## Provided data
(begin)

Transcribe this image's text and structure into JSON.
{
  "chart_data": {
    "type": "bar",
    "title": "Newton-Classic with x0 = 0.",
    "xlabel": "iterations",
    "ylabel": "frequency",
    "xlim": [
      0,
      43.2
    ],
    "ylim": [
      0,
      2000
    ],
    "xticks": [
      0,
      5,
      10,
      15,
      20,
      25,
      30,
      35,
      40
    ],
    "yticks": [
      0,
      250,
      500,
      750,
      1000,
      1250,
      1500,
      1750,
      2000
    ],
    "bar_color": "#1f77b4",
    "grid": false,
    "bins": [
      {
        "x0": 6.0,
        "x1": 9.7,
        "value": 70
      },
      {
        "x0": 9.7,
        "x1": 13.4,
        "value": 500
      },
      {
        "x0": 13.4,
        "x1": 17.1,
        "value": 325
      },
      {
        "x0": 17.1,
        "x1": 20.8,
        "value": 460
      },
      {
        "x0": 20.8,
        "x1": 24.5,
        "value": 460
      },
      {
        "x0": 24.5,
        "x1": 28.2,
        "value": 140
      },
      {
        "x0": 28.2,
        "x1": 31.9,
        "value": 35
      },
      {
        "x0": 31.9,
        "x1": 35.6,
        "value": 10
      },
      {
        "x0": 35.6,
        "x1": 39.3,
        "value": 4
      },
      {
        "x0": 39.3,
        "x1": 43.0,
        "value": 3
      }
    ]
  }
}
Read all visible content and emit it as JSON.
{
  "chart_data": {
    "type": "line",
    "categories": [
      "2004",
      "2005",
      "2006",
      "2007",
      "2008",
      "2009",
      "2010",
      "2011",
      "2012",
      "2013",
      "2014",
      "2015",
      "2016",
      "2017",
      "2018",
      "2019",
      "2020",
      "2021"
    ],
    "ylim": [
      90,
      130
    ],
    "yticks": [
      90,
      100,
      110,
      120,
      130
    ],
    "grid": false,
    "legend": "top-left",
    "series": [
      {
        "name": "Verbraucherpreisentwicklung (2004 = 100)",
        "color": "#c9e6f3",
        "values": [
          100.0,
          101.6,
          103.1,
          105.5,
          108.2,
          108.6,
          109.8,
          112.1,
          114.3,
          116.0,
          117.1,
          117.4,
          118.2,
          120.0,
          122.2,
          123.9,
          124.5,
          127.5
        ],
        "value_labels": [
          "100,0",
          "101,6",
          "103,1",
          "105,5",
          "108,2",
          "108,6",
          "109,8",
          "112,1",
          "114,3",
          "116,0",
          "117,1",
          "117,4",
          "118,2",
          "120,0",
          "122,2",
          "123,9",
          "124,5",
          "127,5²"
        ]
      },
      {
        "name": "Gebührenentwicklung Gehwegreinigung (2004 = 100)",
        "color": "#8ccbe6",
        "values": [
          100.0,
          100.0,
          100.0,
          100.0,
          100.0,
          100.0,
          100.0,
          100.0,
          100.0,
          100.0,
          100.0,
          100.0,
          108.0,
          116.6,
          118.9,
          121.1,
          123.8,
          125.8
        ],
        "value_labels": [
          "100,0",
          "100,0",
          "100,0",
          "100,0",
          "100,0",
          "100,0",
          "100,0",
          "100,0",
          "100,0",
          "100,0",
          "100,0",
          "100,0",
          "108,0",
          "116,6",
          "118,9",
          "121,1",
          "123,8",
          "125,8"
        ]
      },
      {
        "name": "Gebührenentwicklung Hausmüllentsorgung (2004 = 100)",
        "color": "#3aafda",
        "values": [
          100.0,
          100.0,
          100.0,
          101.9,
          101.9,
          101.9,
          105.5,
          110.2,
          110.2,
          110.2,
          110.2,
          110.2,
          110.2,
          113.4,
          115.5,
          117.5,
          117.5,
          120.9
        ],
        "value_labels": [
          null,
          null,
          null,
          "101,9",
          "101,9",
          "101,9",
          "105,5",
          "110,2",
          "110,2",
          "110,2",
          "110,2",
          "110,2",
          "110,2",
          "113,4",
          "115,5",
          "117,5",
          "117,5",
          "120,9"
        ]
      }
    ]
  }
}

(end)

## Work instructions
Take the entries and copy them out exactly.

## Solution to this exercise
Transcribe this image's text and structure into JSON.
{
  "chart_data": {
    "type": "bar",
    "title": "Newton-Classic with x0 = 0.",
    "xlabel": "iterations",
    "ylabel": "frequency",
    "xlim": [
      0,
      43.2
    ],
    "ylim": [
      0,
      2000
    ],
    "xticks": [
      0,
      5,
      10,
      15,
      20,
      25,
      30,
      35,
      40
    ],
    "yticks": [
      0,
      250,
      500,
      750,
      1000,
      1250,
      1500,
      1750,
      2000
    ],
    "bar_color": "#1f77b4",
    "grid": false,
    "bins": [
      {
        "x0": 6.0,
        "x1": 9.7,
        "value": 70
      },
      {
        "x0": 9.7,
        "x1": 13.4,
        "value": 500
      },
      {
        "x0": 13.4,
        "x1": 17.1,
        "value": 325
      },
      {
        "x0": 17.1,
        "x1": 20.8,
        "value": 460
      },
      {
        "x0": 20.8,
        "x1": 24.5,
        "value": 460
      },
      {
        "x0": 24.5,
        "x1": 28.2,
        "value": 140
      },
      {
        "x0": 28.2,
        "x1": 31.9,
        "value": 35
      },
      {
        "x0": 31.9,
        "x1": 35.6,
        "value": 10
      },
      {
        "x0": 35.6,
        "x1": 39.3,
        "value": 4
      },
      {
        "x0": 39.3,
        "x1": 43.0,
        "value": 3
      }
    ]
  }
}
Read all visible content and emit it as JSON.
{
  "chart_data": {
    "type": "line",
    "categories": [
      "2004",
      "2005",
      "2006",
      "2007",
      "2008",
      "2009",
      "2010",
      "2011",
      "2012",
      "2013",
      "2014",
      "2015",
      "2016",
      "2017",
      "2018",
      "2019",
      "2020",
      "2021"
    ],
    "ylim": [
      90,
      130
    ],
    "yticks": [
      90,
      100,
      110,
      120,
      130
    ],
    "grid": false,
    "legend": "top-left",
    "series": [
      {
        "name": "Verbraucherpreisentwicklung (2004 = 100)",
        "color": "#c9e6f3",
        "values": [
          100.0,
          101.6,
          103.1,
          105.5,
          108.2,
          108.6,
          109.8,
          112.1,
          114.3,
          116.0,
          117.1,
          117.4,
          118.2,
          120.0,
          122.2,
          123.9,
          124.5,
          127.5
        ],
        "value_labels": [
          "100,0",
          "101,6",
          "103,1",
          "105,5",
          "108,2",
          "108,6",
          "109,8",
          "112,1",
          "114,3",
          "116,0",
          "117,1",
          "117,4",
          "118,2",
          "120,0",
          "122,2",
          "123,9",
          "124,5",
          "127,5²"
        ]
      },
      {
        "name": "Gebührenentwicklung Gehwegreinigung (2004 = 100)",
        "color": "#8ccbe6",
        "values": [
          100.0,
          100.0,
          100.0,
          100.0,
          100.0,
          100.0,
          100.0,
          100.0,
          100.0,
          100.0,
          100.0,
          100.0,
          108.0,
          116.6,
          118.9,
          121.1,
          123.8,
          125.8
        ],
        "value_labels": [
          "100,0",
          "100,0",
          "100,0",
          "100,0",
          "100,0",
          "100,0",
          "100,0",
          "100,0",
          "100,0",
          "100,0",
          "100,0",
          "100,0",
          "108,0",
          "116,6",
          "118,9",
          "121,1",
          "123,8",
          "125,8"
        ]
      },
      {
        "name": "Gebührenentwicklung Hausmüllentsorgung (2004 = 100)",
        "color": "#3aafda",
        "values": [
          100.0,
          100.0,
          100.0,
          101.9,
          101.9,
          101.9,
          105.5,
          110.2,
          110.2,
          110.2,
          110.2,
          110.2,
          110.2,
          113.4,
          115.5,
          117.5,
          117.5,
          120.9
        ],
        "value_labels": [
          null,
          null,
          null,
          "101,9",
          "101,9",
          "101,9",
          "105,5",
          "110,2",
          "110,2",
          "110,2",
          "110,2",
          "110,2",
          "110,2",
          "113,4",
          "115,5",
          "117,5",
          "117,5",
          "120,9"
        ]
      }
    ]
  }
}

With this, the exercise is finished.